(PROBLEM DESCRIPTION) Determine how many lines carry the word "into". Output that number only.
━━━━━━━━
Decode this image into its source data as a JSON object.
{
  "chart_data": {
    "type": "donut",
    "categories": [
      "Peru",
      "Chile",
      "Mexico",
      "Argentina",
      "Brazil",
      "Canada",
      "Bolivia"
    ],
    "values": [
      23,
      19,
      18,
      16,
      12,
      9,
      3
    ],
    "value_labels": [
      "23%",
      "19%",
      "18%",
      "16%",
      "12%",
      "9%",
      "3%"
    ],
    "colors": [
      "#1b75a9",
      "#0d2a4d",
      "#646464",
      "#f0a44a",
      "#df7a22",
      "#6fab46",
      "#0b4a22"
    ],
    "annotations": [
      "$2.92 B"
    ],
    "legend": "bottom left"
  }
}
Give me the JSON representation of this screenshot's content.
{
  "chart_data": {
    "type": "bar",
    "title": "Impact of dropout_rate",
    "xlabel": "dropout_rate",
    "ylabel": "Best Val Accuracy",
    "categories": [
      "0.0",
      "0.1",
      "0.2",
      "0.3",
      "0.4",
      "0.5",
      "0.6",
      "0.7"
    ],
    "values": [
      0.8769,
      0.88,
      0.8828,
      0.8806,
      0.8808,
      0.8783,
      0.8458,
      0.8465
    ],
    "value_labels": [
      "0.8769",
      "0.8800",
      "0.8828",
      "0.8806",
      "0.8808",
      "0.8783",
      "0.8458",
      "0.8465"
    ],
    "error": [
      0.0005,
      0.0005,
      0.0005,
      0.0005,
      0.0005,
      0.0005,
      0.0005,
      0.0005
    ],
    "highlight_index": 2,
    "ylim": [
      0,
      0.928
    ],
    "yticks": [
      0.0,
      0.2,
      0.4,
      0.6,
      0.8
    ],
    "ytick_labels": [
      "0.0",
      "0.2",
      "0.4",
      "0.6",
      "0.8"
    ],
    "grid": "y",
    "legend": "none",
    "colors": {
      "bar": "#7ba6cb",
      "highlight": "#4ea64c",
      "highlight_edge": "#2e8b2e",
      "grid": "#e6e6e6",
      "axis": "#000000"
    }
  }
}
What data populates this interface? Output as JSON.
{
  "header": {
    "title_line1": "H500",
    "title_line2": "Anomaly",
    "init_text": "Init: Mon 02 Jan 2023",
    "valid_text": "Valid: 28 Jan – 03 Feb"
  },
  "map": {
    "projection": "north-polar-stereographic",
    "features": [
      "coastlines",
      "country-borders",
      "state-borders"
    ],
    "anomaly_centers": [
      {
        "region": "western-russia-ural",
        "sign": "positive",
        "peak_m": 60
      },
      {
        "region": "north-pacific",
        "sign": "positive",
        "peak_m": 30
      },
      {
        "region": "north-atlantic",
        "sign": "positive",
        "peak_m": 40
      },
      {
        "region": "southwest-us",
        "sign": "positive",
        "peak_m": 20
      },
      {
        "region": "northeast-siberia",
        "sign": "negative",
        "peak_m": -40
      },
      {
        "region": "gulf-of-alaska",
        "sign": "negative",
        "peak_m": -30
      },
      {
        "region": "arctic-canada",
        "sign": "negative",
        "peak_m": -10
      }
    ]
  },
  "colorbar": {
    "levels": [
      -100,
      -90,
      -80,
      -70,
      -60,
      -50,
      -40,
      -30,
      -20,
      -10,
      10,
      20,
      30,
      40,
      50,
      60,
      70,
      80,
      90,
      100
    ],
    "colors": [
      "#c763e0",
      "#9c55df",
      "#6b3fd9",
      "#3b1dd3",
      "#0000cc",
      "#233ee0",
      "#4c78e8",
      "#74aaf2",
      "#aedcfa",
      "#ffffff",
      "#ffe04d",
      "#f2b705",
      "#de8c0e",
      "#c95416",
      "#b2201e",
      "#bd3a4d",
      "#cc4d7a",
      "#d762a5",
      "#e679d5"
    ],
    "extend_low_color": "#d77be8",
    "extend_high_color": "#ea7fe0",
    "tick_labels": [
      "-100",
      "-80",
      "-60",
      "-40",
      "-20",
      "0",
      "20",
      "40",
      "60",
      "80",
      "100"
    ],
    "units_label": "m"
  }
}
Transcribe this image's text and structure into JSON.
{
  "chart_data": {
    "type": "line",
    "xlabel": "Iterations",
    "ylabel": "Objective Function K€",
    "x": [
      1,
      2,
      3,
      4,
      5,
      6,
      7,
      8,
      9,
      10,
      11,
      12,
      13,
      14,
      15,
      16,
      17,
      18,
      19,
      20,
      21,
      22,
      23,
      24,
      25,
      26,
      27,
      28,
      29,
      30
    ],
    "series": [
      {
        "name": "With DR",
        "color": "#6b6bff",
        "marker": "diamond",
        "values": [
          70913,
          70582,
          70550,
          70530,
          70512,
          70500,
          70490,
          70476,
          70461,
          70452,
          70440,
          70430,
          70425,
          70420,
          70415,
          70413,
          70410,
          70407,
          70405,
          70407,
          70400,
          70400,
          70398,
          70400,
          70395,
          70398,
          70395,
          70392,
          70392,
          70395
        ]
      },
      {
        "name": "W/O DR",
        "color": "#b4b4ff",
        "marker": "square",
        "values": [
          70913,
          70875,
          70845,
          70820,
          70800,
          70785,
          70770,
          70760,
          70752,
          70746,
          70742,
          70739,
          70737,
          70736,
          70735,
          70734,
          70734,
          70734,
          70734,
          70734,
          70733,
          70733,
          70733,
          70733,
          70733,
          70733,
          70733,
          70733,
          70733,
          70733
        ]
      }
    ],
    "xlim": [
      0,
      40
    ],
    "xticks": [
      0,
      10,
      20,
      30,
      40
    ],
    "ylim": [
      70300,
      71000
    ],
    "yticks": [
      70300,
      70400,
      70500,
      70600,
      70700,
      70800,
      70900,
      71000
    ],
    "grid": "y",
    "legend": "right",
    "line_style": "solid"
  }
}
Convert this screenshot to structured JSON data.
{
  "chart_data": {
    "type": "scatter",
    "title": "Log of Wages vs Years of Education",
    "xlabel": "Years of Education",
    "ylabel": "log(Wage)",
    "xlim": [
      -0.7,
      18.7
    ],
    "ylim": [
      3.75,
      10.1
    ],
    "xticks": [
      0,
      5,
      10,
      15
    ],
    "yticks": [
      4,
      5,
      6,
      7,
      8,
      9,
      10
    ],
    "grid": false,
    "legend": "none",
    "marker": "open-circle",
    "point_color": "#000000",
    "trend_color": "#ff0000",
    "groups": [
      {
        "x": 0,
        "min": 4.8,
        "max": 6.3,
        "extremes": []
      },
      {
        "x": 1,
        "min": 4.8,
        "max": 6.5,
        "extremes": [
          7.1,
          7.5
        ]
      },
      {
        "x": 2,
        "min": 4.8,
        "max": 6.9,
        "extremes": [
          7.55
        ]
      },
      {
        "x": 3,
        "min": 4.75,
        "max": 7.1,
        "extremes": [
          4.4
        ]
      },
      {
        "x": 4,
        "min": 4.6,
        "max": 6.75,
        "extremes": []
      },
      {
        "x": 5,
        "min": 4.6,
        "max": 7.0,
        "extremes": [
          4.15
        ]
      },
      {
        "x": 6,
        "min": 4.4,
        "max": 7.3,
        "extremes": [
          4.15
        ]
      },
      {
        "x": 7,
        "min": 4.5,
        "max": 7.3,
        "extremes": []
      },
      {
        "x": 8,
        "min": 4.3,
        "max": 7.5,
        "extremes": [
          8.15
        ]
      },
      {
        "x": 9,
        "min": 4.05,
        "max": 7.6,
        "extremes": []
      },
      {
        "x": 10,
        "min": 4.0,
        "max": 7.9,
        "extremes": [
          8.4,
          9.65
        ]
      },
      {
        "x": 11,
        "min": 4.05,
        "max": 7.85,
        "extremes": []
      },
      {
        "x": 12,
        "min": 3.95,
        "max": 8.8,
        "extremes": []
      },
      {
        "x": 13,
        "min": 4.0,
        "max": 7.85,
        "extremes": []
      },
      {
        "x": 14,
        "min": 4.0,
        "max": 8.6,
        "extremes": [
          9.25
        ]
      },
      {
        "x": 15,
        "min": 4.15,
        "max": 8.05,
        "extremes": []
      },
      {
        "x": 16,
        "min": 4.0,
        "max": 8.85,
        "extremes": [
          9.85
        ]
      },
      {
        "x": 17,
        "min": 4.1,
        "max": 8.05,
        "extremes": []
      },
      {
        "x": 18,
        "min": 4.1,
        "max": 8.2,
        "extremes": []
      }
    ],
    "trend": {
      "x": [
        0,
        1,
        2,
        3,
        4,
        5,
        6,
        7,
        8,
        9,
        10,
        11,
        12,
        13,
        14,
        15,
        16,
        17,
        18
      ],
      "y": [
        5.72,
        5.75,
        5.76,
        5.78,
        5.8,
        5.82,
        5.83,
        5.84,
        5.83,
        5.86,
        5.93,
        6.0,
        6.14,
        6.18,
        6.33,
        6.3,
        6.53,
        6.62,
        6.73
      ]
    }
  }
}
━━━━━━━━
(THE REPLY) 2